:: What is expected ::
Restate each of the lines given below, word for word.

:: Given records ::
==============================
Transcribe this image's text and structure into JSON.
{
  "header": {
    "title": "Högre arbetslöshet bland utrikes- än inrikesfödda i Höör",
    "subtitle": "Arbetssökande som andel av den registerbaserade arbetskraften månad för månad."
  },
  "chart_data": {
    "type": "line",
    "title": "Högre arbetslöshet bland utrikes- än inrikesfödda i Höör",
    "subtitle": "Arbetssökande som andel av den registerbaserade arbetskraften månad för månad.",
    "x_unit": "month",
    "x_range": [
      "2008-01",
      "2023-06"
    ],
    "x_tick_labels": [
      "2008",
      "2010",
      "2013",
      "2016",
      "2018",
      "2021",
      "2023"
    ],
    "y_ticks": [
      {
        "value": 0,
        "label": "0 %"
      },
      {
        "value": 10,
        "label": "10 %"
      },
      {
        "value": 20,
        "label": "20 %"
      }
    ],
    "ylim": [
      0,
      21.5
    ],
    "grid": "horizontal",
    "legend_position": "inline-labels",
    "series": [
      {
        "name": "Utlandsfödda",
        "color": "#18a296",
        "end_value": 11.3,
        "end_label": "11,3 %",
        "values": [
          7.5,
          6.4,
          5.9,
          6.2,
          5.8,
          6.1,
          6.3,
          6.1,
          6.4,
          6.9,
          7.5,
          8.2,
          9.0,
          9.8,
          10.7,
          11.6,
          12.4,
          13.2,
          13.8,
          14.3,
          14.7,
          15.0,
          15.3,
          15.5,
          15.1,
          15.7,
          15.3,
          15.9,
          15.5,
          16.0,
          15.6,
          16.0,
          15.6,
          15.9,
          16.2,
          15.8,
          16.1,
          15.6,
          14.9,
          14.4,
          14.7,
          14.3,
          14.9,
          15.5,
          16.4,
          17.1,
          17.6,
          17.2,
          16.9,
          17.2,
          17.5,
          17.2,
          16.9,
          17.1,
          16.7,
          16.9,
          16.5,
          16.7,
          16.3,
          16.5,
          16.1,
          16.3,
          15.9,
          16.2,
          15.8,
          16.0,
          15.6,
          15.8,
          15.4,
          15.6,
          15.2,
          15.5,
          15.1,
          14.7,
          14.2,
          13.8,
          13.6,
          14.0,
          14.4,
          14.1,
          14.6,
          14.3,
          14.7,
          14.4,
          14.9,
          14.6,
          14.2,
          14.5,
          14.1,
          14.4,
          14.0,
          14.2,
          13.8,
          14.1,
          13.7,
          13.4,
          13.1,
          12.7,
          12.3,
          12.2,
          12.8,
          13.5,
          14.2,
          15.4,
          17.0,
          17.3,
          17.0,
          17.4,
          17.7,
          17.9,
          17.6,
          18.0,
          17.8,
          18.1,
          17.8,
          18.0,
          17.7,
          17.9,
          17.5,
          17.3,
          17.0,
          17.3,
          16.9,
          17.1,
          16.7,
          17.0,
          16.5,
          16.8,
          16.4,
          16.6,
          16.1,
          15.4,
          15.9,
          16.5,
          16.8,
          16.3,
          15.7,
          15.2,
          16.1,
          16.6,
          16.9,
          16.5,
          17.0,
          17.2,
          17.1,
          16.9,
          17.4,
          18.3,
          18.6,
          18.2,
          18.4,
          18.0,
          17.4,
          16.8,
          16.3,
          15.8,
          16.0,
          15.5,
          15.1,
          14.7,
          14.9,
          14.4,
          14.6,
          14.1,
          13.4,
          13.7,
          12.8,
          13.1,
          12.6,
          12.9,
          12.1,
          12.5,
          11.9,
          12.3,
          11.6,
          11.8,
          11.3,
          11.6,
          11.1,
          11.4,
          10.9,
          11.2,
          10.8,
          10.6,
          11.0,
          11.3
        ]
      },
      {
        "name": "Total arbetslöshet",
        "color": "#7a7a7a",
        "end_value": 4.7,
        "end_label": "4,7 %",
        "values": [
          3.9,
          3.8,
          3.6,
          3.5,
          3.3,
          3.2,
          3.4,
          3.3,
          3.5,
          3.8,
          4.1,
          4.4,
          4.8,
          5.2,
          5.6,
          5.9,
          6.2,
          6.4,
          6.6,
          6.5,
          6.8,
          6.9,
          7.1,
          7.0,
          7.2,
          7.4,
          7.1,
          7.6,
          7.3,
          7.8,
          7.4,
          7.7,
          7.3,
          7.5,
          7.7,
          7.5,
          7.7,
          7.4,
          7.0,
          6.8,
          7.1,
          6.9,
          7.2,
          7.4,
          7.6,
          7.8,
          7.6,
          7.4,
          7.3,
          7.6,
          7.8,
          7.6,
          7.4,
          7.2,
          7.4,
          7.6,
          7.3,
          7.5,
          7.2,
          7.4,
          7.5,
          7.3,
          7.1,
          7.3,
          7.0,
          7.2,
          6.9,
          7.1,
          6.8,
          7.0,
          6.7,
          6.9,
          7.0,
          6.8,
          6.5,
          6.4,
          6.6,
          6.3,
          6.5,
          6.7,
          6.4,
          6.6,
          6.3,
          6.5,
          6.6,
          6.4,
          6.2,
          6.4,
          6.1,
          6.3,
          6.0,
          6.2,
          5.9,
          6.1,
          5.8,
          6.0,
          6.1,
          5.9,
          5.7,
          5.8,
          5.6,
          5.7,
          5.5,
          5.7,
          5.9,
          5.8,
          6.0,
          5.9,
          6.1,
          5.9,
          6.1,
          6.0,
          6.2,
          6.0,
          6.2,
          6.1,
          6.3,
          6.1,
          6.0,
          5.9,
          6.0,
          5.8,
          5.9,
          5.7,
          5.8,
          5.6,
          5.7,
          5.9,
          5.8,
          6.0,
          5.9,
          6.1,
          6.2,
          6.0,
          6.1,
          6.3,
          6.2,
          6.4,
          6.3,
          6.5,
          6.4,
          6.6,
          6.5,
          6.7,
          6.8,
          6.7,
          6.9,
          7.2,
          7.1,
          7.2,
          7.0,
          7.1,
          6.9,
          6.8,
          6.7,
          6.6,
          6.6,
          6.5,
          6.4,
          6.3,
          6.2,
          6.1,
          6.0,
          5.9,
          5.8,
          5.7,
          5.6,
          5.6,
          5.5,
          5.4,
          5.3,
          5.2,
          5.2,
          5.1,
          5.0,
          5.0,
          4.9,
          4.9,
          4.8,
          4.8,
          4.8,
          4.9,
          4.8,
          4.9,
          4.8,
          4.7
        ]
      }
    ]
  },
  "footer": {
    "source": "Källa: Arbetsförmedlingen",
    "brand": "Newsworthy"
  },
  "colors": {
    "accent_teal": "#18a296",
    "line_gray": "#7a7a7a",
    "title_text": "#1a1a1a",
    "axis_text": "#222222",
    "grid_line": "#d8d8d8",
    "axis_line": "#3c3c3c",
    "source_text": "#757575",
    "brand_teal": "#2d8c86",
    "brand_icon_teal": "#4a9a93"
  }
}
==============================
:: Answer in full ::
Transcribe this image's text and structure into JSON.
{
  "header": {
    "title": "Högre arbetslöshet bland utrikes- än inrikesfödda i Höör",
    "subtitle": "Arbetssökande som andel av den registerbaserade arbetskraften månad för månad."
  },
  "chart_data": {
    "type": "line",
    "title": "Högre arbetslöshet bland utrikes- än inrikesfödda i Höör",
    "subtitle": "Arbetssökande som andel av den registerbaserade arbetskraften månad för månad.",
    "x_unit": "month",
    "x_range": [
      "2008-01",
      "2023-06"
    ],
    "x_tick_labels": [
      "2008",
      "2010",
      "2013",
      "2016",
      "2018",
      "2021",
      "2023"
    ],
    "y_ticks": [
      {
        "value": 0,
        "label": "0 %"
      },
      {
        "value": 10,
        "label": "10 %"
      },
      {
        "value": 20,
        "label": "20 %"
      }
    ],
    "ylim": [
      0,
      21.5
    ],
    "grid": "horizontal",
    "legend_position": "inline-labels",
    "series": [
      {
        "name": "Utlandsfödda",
        "color": "#18a296",
        "end_value": 11.3,
        "end_label": "11,3 %",
        "values": [
          7.5,
          6.4,
          5.9,
          6.2,
          5.8,
          6.1,
          6.3,
          6.1,
          6.4,
          6.9,
          7.5,
          8.2,
          9.0,
          9.8,
          10.7,
          11.6,
          12.4,
          13.2,
          13.8,
          14.3,
          14.7,
          15.0,
          15.3,
          15.5,
          15.1,
          15.7,
          15.3,
          15.9,
          15.5,
          16.0,
          15.6,
          16.0,
          15.6,
          15.9,
          16.2,
          15.8,
          16.1,
          15.6,
          14.9,
          14.4,
          14.7,
          14.3,
          14.9,
          15.5,
          16.4,
          17.1,
          17.6,
          17.2,
          16.9,
          17.2,
          17.5,
          17.2,
          16.9,
          17.1,
          16.7,
          16.9,
          16.5,
          16.7,
          16.3,
          16.5,
          16.1,
          16.3,
          15.9,
          16.2,
          15.8,
          16.0,
          15.6,
          15.8,
          15.4,
          15.6,
          15.2,
          15.5,
          15.1,
          14.7,
          14.2,
          13.8,
          13.6,
          14.0,
          14.4,
          14.1,
          14.6,
          14.3,
          14.7,
          14.4,
          14.9,
          14.6,
          14.2,
          14.5,
          14.1,
          14.4,
          14.0,
          14.2,
          13.8,
          14.1,
          13.7,
          13.4,
          13.1,
          12.7,
          12.3,
          12.2,
          12.8,
          13.5,
          14.2,
          15.4,
          17.0,
          17.3,
          17.0,
          17.4,
          17.7,
          17.9,
          17.6,
          18.0,
          17.8,
          18.1,
          17.8,
          18.0,
          17.7,
          17.9,
          17.5,
          17.3,
          17.0,
          17.3,
          16.9,
          17.1,
          16.7,
          17.0,
          16.5,
          16.8,
          16.4,
          16.6,
          16.1,
          15.4,
          15.9,
          16.5,
          16.8,
          16.3,
          15.7,
          15.2,
          16.1,
          16.6,
          16.9,
          16.5,
          17.0,
          17.2,
          17.1,
          16.9,
          17.4,
          18.3,
          18.6,
          18.2,
          18.4,
          18.0,
          17.4,
          16.8,
          16.3,
          15.8,
          16.0,
          15.5,
          15.1,
          14.7,
          14.9,
          14.4,
          14.6,
          14.1,
          13.4,
          13.7,
          12.8,
          13.1,
          12.6,
          12.9,
          12.1,
          12.5,
          11.9,
          12.3,
          11.6,
          11.8,
          11.3,
          11.6,
          11.1,
          11.4,
          10.9,
          11.2,
          10.8,
          10.6,
          11.0,
          11.3
        ]
      },
      {
        "name": "Total arbetslöshet",
        "color": "#7a7a7a",
        "end_value": 4.7,
        "end_label": "4,7 %",
        "values": [
          3.9,
          3.8,
          3.6,
          3.5,
          3.3,
          3.2,
          3.4,
          3.3,
          3.5,
          3.8,
          4.1,
          4.4,
          4.8,
          5.2,
          5.6,
          5.9,
          6.2,
          6.4,
          6.6,
          6.5,
          6.8,
          6.9,
          7.1,
          7.0,
          7.2,
          7.4,
          7.1,
          7.6,
          7.3,
          7.8,
          7.4,
          7.7,
          7.3,
          7.5,
          7.7,
          7.5,
          7.7,
          7.4,
          7.0,
          6.8,
          7.1,
          6.9,
          7.2,
          7.4,
          7.6,
          7.8,
          7.6,
          7.4,
          7.3,
          7.6,
          7.8,
          7.6,
          7.4,
          7.2,
          7.4,
          7.6,
          7.3,
          7.5,
          7.2,
          7.4,
          7.5,
          7.3,
          7.1,
          7.3,
          7.0,
          7.2,
          6.9,
          7.1,
          6.8,
          7.0,
          6.7,
          6.9,
          7.0,
          6.8,
          6.5,
          6.4,
          6.6,
          6.3,
          6.5,
          6.7,
          6.4,
          6.6,
          6.3,
          6.5,
          6.6,
          6.4,
          6.2,
          6.4,
          6.1,
          6.3,
          6.0,
          6.2,
          5.9,
          6.1,
          5.8,
          6.0,
          6.1,
          5.9,
          5.7,
          5.8,
          5.6,
          5.7,
          5.5,
          5.7,
          5.9,
          5.8,
          6.0,
          5.9,
          6.1,
          5.9,
          6.1,
          6.0,
          6.2,
          6.0,
          6.2,
          6.1,
          6.3,
          6.1,
          6.0,
          5.9,
          6.0,
          5.8,
          5.9,
          5.7,
          5.8,
          5.6,
          5.7,
          5.9,
          5.8,
          6.0,
          5.9,
          6.1,
          6.2,
          6.0,
          6.1,
          6.3,
          6.2,
          6.4,
          6.3,
          6.5,
          6.4,
          6.6,
          6.5,
          6.7,
          6.8,
          6.7,
          6.9,
          7.2,
          7.1,
          7.2,
          7.0,
          7.1,
          6.9,
          6.8,
          6.7,
          6.6,
          6.6,
          6.5,
          6.4,
          6.3,
          6.2,
          6.1,
          6.0,
          5.9,
          5.8,
          5.7,
          5.6,
          5.6,
          5.5,
          5.4,
          5.3,
          5.2,
          5.2,
          5.1,
          5.0,
          5.0,
          4.9,
          4.9,
          4.8,
          4.8,
          4.8,
          4.9,
          4.8,
          4.9,
          4.8,
          4.7
        ]
      }
    ]
  },
  "footer": {
    "source": "Källa: Arbetsförmedlingen",
    "brand": "Newsworthy"
  },
  "colors": {
    "accent_teal": "#18a296",
    "line_gray": "#7a7a7a",
    "title_text": "#1a1a1a",
    "axis_text": "#222222",
    "grid_line": "#d8d8d8",
    "axis_line": "#3c3c3c",
    "source_text": "#757575",
    "brand_teal": "#2d8c86",
    "brand_icon_teal": "#4a9a93"
  }
}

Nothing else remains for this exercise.